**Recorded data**
--*--
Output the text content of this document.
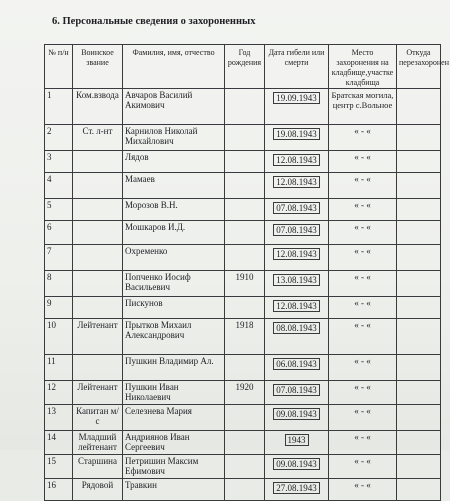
6. Персональные сведения о захороненных
№ п/н	Воинское звание	Фамилия, имя, отчество	Год рождения	Дата гибели или смерти	Место захоронения на кладбище,участке кладбища	Откуда перезахоронен
1	Ком.взвода	Авчаров Василий Акимович		19.09.1943	Братская могила, центр с.Вольное	
2	Ст. л-нт	Карнилов Николай Михайлович		19.08.1943	« - «	
3		Лядов		12.08.1943	« - «	
4		Мамаев		12.08.1943	« - «	
5		Морозов В.Н.		07.08.1943	« - «	
6		Мошкаров И.Д.		07.08.1943	« - «	
7		Охременко		12.08.1943	« - «	
8		Попченко Иосиф Васильевич	1910	13.08.1943	« - «	
9		Пискунов		12.08.1943	« - «	
10	Лейтенант	Прытков Михаил Александрович	1918	08.08.1943	« - «	
11		Пушкин Владимир Ал.		06.08.1943	« - «	
12	Лейтенант	Пушкин Иван Николаевич	1920	07.08.1943	« - «	
13	Капитан м/с	Селезнева Мария		09.08.1943	« - «	
14	Младший лейтенант	Андриянов Иван Сергеевич		1943	« - «	
15	Старшина	Петришин Максим Ефимович		09.08.1943	« - «	
16	Рядовой	Травкин		27.08.1943	« - «	
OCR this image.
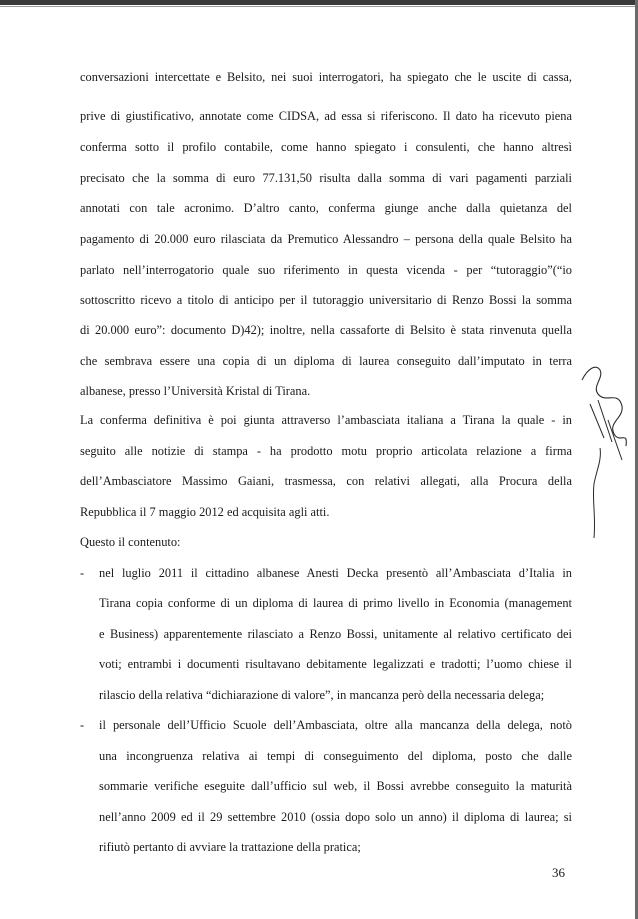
conversazioni intercettate e Belsito, nei suoi interrogatori, ha spiegato che le uscite di cassa,
prive di giustificativo, annotate come CIDSA, ad essa si riferiscono. Il dato ha ricevuto piena
conferma sotto il profilo contabile, come hanno spiegato i consulenti, che hanno altresì
precisato che la somma di euro 77.131,50 risulta dalla somma di vari pagamenti parziali
annotati con tale acronimo. D’altro canto, conferma giunge anche dalla quietanza del
pagamento di 20.000 euro rilasciata da Premutico Alessandro – persona della quale Belsito ha
parlato nell’interrogatorio quale suo riferimento in questa vicenda - per “tutoraggio”(“io
sottoscritto ricevo a titolo di anticipo per il tutoraggio universitario di Renzo Bossi la somma
di 20.000 euro”: documento D)42); inoltre, nella cassaforte di Belsito è stata rinvenuta quella
che sembrava essere una copia di un diploma di laurea conseguito dall’imputato in terra
albanese, presso l’Università Kristal di Tirana.
La conferma definitiva è poi giunta attraverso l’ambasciata italiana a Tirana la quale - in
seguito alle notizie di stampa - ha prodotto motu proprio articolata relazione a firma
dell’Ambasciatore Massimo Gaiani, trasmessa, con relativi allegati, alla Procura della
Repubblica il 7 maggio 2012 ed acquisita agli atti.
Questo il contenuto:
- nel luglio 2011 il cittadino albanese Anesti Decka presentò all’Ambasciata d’Italia in
Tirana copia conforme di un diploma di laurea di primo livello in Economia (management
e Business) apparentemente rilasciato a Renzo Bossi, unitamente al relativo certificato dei
voti; entrambi i documenti risultavano debitamente legalizzati e tradotti; l’uomo chiese il
rilascio della relativa “dichiarazione di valore”, in mancanza però della necessaria delega;
- il personale dell’Ufficio Scuole dell’Ambasciata, oltre alla mancanza della delega, notò
una incongruenza relativa ai tempi di conseguimento del diploma, posto che dalle
sommarie verifiche eseguite dall’ufficio sul web, il Bossi avrebbe conseguito la maturità
nell’anno 2009 ed il 29 settembre 2010 (ossia dopo solo un anno) il diploma di laurea; si
rifiutò pertanto di avviare la trattazione della pratica;
36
--*--
**WORK REQUIRED**
Your copy of the data should match it exactly, except that pictures are left out.

**WRITTEN REPLY**
Output the text content of this document.
6. Персональные сведения о захороненных
№ п/н	Воинское звание	Фамилия, имя, отчество	Год рождения	Дата гибели или смерти	Место захоронения на кладбище,участке кладбища	Откуда перезахоронен
1	Ком.взвода	Авчаров Василий Акимович		19.09.1943	Братская могила, центр с.Вольное	
2	Ст. л-нт	Карнилов Николай Михайлович		19.08.1943	« - «	
3		Лядов		12.08.1943	« - «	
4		Мамаев		12.08.1943	« - «	
5		Морозов В.Н.		07.08.1943	« - «	
6		Мошкаров И.Д.		07.08.1943	« - «	
7		Охременко		12.08.1943	« - «	
8		Попченко Иосиф Васильевич	1910	13.08.1943	« - «	
9		Пискунов		12.08.1943	« - «	
10	Лейтенант	Прытков Михаил Александрович	1918	08.08.1943	« - «	
11		Пушкин Владимир Ал.		06.08.1943	« - «	
12	Лейтенант	Пушкин Иван Николаевич	1920	07.08.1943	« - «	
13	Капитан м/с	Селезнева Мария		09.08.1943	« - «	
14	Младший лейтенант	Андриянов Иван Сергеевич		1943	« - «	
15	Старшина	Петришин Максим Ефимович		09.08.1943	« - «	
16	Рядовой	Травкин		27.08.1943	« - «	
OCR this image.
conversazioni intercettate e Belsito, nei suoi interrogatori, ha spiegato che le uscite di cassa,
prive di giustificativo, annotate come CIDSA, ad essa si riferiscono. Il dato ha ricevuto piena
conferma sotto il profilo contabile, come hanno spiegato i consulenti, che hanno altresì
precisato che la somma di euro 77.131,50 risulta dalla somma di vari pagamenti parziali
annotati con tale acronimo. D’altro canto, conferma giunge anche dalla quietanza del
pagamento di 20.000 euro rilasciata da Premutico Alessandro – persona della quale Belsito ha
parlato nell’interrogatorio quale suo riferimento in questa vicenda - per “tutoraggio”(“io
sottoscritto ricevo a titolo di anticipo per il tutoraggio universitario di Renzo Bossi la somma
di 20.000 euro”: documento D)42); inoltre, nella cassaforte di Belsito è stata rinvenuta quella
che sembrava essere una copia di un diploma di laurea conseguito dall’imputato in terra
albanese, presso l’Università Kristal di Tirana.
La conferma definitiva è poi giunta attraverso l’ambasciata italiana a Tirana la quale - in
seguito alle notizie di stampa - ha prodotto motu proprio articolata relazione a firma
dell’Ambasciatore Massimo Gaiani, trasmessa, con relativi allegati, alla Procura della
Repubblica il 7 maggio 2012 ed acquisita agli atti.
Questo il contenuto:
- nel luglio 2011 il cittadino albanese Anesti Decka presentò all’Ambasciata d’Italia in
Tirana copia conforme di un diploma di laurea di primo livello in Economia (management
e Business) apparentemente rilasciato a Renzo Bossi, unitamente al relativo certificato dei
voti; entrambi i documenti risultavano debitamente legalizzati e tradotti; l’uomo chiese il
rilascio della relativa “dichiarazione di valore”, in mancanza però della necessaria delega;
- il personale dell’Ufficio Scuole dell’Ambasciata, oltre alla mancanza della delega, notò
una incongruenza relativa ai tempi di conseguimento del diploma, posto che dalle
sommarie verifiche eseguite dall’ufficio sul web, il Bossi avrebbe conseguito la maturità
nell’anno 2009 ed il 29 settembre 2010 (ossia dopo solo un anno) il diploma di laurea; si
rifiutò pertanto di avviare la trattazione della pratica;
36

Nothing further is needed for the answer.